* _Problem to work on_
Search the entries for the word "वरणहर" and pull out each line that has it.

(Saved entries)
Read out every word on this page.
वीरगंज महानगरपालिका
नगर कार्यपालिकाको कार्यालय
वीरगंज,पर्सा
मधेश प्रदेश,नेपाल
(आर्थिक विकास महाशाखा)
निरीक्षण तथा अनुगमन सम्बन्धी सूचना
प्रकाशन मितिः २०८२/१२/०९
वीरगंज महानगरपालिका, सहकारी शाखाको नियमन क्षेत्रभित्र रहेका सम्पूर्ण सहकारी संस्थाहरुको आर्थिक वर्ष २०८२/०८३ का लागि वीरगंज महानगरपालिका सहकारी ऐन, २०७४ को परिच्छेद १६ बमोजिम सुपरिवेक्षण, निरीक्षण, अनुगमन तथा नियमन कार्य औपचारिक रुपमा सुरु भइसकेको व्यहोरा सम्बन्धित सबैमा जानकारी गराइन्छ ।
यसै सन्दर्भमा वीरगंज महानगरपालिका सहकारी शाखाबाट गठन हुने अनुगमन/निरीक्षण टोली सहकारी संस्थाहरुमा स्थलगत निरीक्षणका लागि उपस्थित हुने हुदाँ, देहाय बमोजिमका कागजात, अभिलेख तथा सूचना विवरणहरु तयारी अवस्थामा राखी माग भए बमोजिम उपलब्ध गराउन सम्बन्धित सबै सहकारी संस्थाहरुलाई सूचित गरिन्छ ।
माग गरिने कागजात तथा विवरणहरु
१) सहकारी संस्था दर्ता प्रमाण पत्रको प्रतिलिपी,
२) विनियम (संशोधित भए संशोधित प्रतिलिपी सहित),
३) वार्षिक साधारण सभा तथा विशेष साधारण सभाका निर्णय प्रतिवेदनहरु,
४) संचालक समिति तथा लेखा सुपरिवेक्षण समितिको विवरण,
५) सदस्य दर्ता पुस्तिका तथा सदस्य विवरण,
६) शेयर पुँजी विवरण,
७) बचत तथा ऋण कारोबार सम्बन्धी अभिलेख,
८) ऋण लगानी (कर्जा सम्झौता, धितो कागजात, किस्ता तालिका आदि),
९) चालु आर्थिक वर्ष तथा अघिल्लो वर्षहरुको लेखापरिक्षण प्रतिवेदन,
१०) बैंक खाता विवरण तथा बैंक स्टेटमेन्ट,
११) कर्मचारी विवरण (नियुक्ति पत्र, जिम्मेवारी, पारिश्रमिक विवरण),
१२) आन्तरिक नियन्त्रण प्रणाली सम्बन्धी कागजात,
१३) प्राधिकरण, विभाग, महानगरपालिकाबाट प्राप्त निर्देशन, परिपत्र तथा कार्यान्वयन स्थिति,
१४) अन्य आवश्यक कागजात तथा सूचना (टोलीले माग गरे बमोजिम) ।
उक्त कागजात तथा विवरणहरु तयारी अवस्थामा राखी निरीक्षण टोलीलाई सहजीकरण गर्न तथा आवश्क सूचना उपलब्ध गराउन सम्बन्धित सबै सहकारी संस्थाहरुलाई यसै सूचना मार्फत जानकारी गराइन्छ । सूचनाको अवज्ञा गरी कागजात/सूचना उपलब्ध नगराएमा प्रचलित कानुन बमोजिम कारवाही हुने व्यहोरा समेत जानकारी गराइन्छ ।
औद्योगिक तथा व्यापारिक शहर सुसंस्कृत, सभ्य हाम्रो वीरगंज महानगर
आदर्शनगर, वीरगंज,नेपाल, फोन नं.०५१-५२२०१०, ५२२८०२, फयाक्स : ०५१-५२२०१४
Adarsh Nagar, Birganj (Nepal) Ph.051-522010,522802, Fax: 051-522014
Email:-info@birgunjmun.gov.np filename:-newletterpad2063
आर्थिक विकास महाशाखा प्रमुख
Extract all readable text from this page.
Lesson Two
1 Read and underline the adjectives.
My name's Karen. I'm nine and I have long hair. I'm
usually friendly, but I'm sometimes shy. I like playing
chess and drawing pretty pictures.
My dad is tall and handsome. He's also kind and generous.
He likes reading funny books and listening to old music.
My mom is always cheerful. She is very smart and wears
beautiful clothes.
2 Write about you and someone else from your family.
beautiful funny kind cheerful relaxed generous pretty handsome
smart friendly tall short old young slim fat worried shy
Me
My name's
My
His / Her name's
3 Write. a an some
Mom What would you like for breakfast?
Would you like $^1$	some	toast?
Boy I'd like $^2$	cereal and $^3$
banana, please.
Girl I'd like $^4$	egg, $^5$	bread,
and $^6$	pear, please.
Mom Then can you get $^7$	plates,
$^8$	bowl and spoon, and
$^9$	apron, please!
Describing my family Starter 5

* _Expected answer_
यसै सन्दर्भमा वीरगंज महानगरपालिका सहकारी शाखाबाट गठन हुने अनुगमन/निरीक्षण टोली सहकारी संस्थाहरुमा स्थलगत निरीक्षणका लागि उपस्थित हुने हुदाँ, देहाय बमोजिमका कागजात, अभिलेख तथा सूचना विवरणहरु तयारी अवस्थामा राखी माग भए बमोजिम उपलब्ध गराउन सम्बन्धित सबै सहकारी संस्थाहरुलाई सूचित गरिन्छ ।
माग गरिने कागजात तथा विवरणहरु
उक्त कागजात तथा विवरणहरु तयारी अवस्थामा राखी निरीक्षण टोलीलाई सहजीकरण गर्न तथा आवश्क सूचना उपलब्ध गराउन सम्बन्धित सबै सहकारी संस्थाहरुलाई यसै सूचना मार्फत जानकारी गराइन्छ । सूचनाको अवज्ञा गरी कागजात/सूचना उपलब्ध नगराएमा प्रचलित कानुन बमोजिम कारवाही हुने व्यहोरा समेत जानकारी गराइन्छ ।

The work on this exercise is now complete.